Sources in the agency said the Dhawan brothers had allegedly created fake and fictitious home loan accounts and availed themselves of Rs 1,887 crore in interest subsidy from the Indian government.

PMAY — Prime Minister Narendra Modi’s ambitious housing project for the poor — was announced in October 2015. The programme addresses urban housing shortage among the economically weaker sections, low and middle-income group categories, including slum dwellers, by ensuring a pucca house to all eligible urban households by 2022.

The scheme is being implemented by the ministry of housing and urban affairs.

Under the scheme, housing loans granted to people from the economically weaker sections and low and middle income groups are eligible for credit-linked interest subsidy. The subsidy is to be claimed by the financing institutions such as DHFL that have granted these loans.

According to the CBI’s FIR, DHFL claimed that till December 2018 it had processed 88,651 loans under PMAY and received Rs 539.40 crore in subsidies with a further Rs 1,347.80 crore due.

The agency has alleged that forensic audits revealed that Kapil and Dheeraj Wadhawan had opened 2.60 lakh fake housing loan accounts – several of which were under the PMAY scheme and claimed interest subsidies — in a fictitious Bandra branch of the organisation.

“The forensic report of auditor firm M/S Grant Thompton, which was appointed by the present board of DHFL, revealed that Kapil and his brother Dheeraj Wadhawan had opened a fictitious Bandra branch of DHFL, where fake housing loan accounts were created in the data base,” the CBI has said in its FIR.

=== Work instructions ===
Continue the news report on the alleged DHFL housing-subsidy fraud, starting after its final sentence.

=== Provided data ===

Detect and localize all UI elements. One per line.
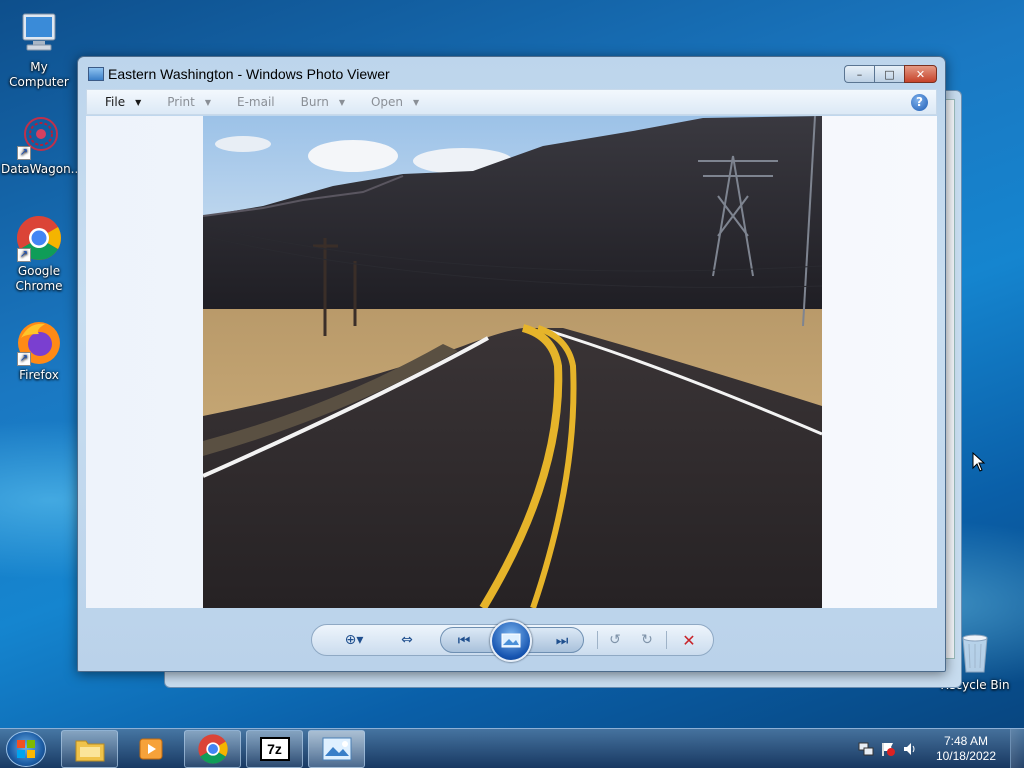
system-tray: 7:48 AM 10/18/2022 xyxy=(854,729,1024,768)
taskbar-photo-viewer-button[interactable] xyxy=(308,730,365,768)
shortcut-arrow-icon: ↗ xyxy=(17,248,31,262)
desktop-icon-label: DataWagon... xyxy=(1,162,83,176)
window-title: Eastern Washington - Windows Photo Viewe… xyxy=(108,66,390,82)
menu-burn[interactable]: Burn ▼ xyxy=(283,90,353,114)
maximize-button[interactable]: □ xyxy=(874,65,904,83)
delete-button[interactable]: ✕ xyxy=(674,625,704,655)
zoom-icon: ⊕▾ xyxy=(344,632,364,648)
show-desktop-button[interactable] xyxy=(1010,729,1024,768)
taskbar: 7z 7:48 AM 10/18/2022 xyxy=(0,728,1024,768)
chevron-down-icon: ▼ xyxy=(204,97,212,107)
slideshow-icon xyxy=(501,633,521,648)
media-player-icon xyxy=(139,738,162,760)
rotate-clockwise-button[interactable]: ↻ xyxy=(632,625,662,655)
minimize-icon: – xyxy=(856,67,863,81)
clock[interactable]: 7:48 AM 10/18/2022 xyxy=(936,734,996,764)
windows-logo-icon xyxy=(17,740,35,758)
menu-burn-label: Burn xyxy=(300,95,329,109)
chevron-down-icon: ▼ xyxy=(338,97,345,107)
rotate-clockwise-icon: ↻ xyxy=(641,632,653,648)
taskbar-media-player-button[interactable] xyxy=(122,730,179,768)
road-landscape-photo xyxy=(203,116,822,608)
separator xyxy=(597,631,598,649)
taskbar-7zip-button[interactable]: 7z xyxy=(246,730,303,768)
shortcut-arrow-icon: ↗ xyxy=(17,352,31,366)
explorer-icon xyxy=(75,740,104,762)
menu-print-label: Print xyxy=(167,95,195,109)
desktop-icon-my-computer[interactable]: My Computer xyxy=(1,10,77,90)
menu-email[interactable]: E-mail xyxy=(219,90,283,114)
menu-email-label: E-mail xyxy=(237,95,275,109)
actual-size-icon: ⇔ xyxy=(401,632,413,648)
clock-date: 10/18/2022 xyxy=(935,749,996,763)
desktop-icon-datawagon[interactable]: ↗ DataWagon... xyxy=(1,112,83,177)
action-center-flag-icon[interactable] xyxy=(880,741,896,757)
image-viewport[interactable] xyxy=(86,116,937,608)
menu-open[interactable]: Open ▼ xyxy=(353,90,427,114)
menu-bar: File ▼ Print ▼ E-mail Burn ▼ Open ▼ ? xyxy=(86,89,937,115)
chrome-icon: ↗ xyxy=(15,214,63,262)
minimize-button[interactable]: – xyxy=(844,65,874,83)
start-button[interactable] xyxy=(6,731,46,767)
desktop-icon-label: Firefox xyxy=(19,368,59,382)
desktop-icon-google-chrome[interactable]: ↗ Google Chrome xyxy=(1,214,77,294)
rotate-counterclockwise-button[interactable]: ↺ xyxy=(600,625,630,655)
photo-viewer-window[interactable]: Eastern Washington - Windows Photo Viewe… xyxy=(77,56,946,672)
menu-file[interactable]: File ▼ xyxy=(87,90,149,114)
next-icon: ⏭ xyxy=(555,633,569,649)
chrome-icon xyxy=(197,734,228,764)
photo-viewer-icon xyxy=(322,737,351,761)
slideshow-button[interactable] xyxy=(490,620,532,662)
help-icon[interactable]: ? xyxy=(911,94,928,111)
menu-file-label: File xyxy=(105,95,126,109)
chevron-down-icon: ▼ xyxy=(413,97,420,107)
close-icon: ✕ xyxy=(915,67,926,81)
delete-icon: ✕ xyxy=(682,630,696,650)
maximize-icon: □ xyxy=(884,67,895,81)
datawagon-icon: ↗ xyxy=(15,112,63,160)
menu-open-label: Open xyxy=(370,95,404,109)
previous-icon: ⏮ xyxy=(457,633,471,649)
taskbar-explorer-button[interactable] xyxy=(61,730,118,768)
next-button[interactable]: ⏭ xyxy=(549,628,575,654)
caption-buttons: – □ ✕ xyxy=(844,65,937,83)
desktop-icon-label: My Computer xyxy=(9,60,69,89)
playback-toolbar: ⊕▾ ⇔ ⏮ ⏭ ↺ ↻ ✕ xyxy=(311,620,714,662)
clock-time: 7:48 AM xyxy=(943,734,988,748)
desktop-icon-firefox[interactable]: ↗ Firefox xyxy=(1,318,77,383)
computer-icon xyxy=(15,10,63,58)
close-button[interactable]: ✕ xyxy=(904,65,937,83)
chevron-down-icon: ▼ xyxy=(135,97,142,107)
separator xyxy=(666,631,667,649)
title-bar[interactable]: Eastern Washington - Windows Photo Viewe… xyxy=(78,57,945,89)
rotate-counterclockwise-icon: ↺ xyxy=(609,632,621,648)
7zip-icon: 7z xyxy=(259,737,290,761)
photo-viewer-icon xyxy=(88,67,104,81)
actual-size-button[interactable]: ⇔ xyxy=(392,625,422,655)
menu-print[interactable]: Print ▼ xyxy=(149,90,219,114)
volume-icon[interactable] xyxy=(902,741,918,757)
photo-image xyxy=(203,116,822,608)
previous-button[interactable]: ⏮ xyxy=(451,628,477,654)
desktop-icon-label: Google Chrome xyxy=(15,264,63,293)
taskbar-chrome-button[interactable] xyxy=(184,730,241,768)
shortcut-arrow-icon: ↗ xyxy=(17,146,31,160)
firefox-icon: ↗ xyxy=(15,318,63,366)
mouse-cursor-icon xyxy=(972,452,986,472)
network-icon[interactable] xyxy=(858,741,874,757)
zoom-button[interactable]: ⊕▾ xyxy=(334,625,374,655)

=== Reply to the exercise ===
The maximum loan amount eligible under the PMAY scheme is Rs 24 lakh. The subsidy amount is to be claimed by the financial institutions from National Housing Bank (NHB). The Centre disburses the subsidy amount to the NHB out of the budgetary provisions in the Union budget.

“The interest subsidy varies from 3 per cent per annum to 6.5 per cent per annum and the subsidy is payable upfront with a cap of Rs 2,30,156 to Rs 2,67,280 depending upon the category in which the borrower falls,” the CBI said in the FIR.

“Source information revealed that several of bogus account in non-existent Bandra branch of DHFL was opened under PMAY and interest subsidy as per norms of PMAY were claimed from National Housing Bank with connivance of officials of NHB and thus committed fraud on the government exchequer.”

The CBI has booked DHFL and its directors under Indian Penal Code Sections relating to criminal conspiracy, criminal breach of trust by public servant, cheating, forgery for cheating and use of forged document as genuine besides criminal misconduct by unknown public servants under the Prevention of Corruption Act.

In June last year the CBI had filed a chargesheet against the Wadhawan brothers and Yes Bank founder Rana Kapoor in connection with suspicious loans sanctioned by Yes Bank and alleged quid pro kickbacks received by Kapoor and his family from Wadhawans for investing in DHFL.

DHFL is also named as an accused in the Yes Bank scam.

The Wadhawan brothers were arrested in April last year while Kapoor was arrested in March last year.